Required task 1: In the records, switch "fit-curve" to "trend-line" in every line from the first one through the line with "panel-subtitle: (Narrow component", changing nothing else. Give back only those lines.

Passage given:
((

It was Sunday morning and I was performing that universally-endured household ritual of purging the fridge before stocking up on whatever science experiment fodder is passing for food these days.

"You don't want this?"

"No, it's dead," I said, glancing over to see that Joe was holding up a bottle of  Bloody Mary mix I'd just put into the the thanks-for-coming pile, along with a shriveled lump of ginger that had escaped notice for so long that it felt like the hollow corpse of some mummified sea creature. I tossed it, along with a chunk of galvanized cheese and half a cucumber that didn't make it.

"It's expired," I added, unnecessarily in my opinion, given that the inside of the Bloody Mary bottle neck was crusted with a fairly unappetizing brownish, pulpy muck. My man, the love of my life, has never to my knowledge consumed a single Bloody Mary, but at that moment he was very much advocating for this old bottle that, if memory serves, was bought way back in December for our New Year's Eve party.

"Are you sure?" he asked a second time.

"Joe, it's expired. Could you please not keep asking me if I'm sure? You always do that. Don't you think I can tell if the expiration date is in the past or the future?"

Argument ensued. Details unimportant. I apologized later because the fight wasn't even ours. It belonged to me and my coworkers, me and my bosses, me and the electrician, me and the building manager, me and the Peapod guy.

The truth is that my anger has been growing lately over constantly being questioned, second-guessed and talked-over by men, personally, professionally and politically. In Joe's defense, he is not an habitual mansplainer, he was only the bringer of the proverbial last straw for this week. In that moment, I'd had it with having to reiterate, prove and defend my simplest actions because of men hard-wired to assume that women don't know what they're talking about.

Rebecca and the Men Who Explain Things

The term "mansplaining" is a fairly new addition to the modern cultural lexicon, but even if they haven't yet seen any of the numerous articles, all women instantly understand the term the first time they hear it. We live it every day. The expression was coined after a 2008 article by writer Rebecca Stolnit in which she describes an encounter with a party host who, once he learned of her interest in the subject matter, doggedly insisted on educating her about a certain book she must read. It required several tries before "Mr. Very Important" would finally be made to understand that this extremely vital book he was attempting to tell her about was her book.

))

Record set:
((

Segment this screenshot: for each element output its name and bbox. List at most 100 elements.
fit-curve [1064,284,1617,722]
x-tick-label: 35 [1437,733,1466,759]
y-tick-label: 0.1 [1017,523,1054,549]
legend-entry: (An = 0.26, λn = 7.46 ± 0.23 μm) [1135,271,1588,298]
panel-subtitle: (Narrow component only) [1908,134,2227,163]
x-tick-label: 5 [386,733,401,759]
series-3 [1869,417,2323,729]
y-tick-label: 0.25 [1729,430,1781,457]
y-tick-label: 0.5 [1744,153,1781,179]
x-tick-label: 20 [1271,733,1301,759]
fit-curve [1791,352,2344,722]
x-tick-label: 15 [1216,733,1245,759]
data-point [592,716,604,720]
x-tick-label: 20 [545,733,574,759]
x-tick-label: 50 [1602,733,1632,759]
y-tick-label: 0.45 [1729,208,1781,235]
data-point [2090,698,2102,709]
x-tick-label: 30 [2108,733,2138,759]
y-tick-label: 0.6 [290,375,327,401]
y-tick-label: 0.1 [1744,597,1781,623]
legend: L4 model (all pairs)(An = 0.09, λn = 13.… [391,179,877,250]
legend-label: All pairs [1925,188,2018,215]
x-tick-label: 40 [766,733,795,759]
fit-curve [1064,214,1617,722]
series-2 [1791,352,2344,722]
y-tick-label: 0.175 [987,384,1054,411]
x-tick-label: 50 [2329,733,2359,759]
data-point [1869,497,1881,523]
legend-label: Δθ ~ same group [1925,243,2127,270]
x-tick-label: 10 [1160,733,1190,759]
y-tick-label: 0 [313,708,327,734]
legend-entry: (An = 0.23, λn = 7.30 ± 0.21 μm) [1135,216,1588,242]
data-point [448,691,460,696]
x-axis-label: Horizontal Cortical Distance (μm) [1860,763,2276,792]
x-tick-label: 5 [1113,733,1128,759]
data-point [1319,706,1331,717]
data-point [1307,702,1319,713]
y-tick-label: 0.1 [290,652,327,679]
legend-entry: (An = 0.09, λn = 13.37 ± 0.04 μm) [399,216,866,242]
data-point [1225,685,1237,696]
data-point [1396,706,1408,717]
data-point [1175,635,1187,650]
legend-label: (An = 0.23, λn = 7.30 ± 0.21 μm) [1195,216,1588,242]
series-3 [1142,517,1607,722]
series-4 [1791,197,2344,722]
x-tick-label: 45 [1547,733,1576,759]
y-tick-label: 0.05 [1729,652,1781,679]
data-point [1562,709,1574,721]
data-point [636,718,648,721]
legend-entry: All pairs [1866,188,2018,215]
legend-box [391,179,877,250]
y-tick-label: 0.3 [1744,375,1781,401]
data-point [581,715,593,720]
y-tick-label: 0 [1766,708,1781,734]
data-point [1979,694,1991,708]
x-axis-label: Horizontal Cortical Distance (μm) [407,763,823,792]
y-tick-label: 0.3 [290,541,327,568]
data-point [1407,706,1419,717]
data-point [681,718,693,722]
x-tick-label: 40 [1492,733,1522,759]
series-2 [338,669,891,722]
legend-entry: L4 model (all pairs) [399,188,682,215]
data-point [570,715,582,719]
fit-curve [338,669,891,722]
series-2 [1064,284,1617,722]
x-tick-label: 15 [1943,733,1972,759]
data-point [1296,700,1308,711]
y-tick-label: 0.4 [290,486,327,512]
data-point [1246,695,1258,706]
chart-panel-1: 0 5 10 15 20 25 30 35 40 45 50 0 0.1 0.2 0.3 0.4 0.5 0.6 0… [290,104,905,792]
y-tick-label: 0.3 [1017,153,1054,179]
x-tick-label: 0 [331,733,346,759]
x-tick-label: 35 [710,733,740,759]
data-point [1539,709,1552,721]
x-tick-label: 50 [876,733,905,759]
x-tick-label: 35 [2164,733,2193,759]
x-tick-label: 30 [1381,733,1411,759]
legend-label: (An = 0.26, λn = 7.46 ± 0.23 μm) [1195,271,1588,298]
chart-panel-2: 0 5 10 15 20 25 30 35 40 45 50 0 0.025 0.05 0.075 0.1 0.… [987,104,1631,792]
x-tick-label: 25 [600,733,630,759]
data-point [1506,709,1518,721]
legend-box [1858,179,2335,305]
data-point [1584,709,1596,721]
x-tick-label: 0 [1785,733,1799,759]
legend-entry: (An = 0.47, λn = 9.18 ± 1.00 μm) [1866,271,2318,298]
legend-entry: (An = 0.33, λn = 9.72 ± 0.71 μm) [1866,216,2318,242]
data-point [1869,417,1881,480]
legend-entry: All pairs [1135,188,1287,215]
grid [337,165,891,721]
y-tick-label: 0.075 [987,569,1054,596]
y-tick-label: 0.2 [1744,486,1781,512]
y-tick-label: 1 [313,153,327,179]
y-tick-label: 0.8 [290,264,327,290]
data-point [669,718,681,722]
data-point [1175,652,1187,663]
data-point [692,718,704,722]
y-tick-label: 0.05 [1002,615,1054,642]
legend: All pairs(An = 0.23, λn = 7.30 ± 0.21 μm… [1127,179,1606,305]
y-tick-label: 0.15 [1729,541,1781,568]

))

Required task 2: In the essay on mansplaining, what year was the article that led to the coining of the term?

Worked answer 1:
Segment this screenshot: for each element output its name and bbox. List at most 100 elements.
trend-line [1064,284,1617,722]
x-tick-label: 35 [1437,733,1466,759]
y-tick-label: 0.1 [1017,523,1054,549]
legend-entry: (An = 0.26, λn = 7.46 ± 0.23 μm) [1135,271,1588,298]
panel-subtitle: (Narrow component only) [1908,134,2227,163]

Worked answer 2: 2008.